→ TASK PROMPT: Show, in full, each line of the data that contains "this".

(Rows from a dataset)
....................

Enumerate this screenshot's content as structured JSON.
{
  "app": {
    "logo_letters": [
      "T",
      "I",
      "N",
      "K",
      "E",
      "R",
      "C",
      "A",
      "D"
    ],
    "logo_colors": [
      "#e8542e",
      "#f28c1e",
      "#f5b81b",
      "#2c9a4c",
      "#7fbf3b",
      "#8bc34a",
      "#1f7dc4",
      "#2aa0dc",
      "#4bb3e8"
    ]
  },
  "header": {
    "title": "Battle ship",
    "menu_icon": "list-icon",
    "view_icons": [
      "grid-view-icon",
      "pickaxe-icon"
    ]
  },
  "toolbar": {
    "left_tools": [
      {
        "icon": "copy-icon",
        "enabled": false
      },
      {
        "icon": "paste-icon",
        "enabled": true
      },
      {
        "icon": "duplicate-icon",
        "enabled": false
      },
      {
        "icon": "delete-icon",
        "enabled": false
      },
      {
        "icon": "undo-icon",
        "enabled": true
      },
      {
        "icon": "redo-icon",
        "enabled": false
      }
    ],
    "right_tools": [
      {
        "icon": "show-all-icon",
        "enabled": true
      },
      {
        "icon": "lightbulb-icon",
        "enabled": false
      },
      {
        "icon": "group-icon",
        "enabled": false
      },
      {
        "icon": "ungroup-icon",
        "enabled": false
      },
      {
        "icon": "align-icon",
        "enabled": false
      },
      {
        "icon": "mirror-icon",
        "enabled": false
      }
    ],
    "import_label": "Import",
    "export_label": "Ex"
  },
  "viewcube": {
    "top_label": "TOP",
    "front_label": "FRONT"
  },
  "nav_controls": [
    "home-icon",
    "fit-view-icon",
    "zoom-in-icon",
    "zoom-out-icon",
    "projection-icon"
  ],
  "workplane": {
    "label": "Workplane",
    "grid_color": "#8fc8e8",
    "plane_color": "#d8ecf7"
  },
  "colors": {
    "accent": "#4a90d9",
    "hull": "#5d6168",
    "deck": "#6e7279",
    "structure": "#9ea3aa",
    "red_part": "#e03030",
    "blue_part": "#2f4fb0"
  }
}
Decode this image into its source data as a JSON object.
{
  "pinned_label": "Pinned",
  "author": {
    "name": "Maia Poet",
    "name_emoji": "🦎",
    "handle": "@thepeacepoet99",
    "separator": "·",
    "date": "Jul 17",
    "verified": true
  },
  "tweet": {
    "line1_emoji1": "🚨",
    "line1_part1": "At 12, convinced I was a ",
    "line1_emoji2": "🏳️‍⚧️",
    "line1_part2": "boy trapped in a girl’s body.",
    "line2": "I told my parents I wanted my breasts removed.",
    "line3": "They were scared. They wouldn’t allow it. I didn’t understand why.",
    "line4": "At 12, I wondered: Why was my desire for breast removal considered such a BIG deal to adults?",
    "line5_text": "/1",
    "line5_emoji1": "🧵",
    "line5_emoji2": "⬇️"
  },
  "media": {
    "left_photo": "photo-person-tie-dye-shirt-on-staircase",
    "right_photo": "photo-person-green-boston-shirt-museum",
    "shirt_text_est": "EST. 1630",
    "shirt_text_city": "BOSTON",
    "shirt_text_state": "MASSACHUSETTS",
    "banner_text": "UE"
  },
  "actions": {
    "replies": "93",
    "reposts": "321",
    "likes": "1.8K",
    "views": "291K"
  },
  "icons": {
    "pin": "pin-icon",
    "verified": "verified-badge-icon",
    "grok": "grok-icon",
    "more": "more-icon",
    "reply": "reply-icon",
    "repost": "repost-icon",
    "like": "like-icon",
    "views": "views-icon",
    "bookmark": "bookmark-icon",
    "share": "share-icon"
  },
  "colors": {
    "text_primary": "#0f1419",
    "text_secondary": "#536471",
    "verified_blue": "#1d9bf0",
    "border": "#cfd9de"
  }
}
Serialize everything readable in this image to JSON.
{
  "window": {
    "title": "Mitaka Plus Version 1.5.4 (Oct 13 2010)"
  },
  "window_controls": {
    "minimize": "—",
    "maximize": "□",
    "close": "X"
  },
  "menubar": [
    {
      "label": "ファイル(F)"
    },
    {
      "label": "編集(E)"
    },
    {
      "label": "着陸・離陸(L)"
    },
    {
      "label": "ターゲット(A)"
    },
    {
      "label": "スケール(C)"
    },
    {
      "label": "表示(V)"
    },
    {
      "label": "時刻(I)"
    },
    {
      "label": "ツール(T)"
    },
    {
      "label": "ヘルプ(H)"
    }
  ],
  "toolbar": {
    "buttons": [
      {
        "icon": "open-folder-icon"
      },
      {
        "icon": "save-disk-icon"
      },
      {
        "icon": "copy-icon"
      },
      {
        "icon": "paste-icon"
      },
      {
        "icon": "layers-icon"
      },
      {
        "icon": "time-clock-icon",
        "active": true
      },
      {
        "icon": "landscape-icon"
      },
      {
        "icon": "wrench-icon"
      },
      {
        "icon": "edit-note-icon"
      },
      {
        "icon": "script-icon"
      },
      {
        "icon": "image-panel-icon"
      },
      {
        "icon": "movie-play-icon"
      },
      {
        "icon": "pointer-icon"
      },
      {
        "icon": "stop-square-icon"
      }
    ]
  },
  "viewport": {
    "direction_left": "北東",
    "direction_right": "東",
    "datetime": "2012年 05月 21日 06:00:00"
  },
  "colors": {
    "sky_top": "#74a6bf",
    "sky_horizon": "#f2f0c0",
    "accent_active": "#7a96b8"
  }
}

....................

→ TASK ANSWER:
Enumerate this screenshot's content as structured JSON.
Decode this image into its source data as a JSON object.
Serialize everything readable in this image to JSON.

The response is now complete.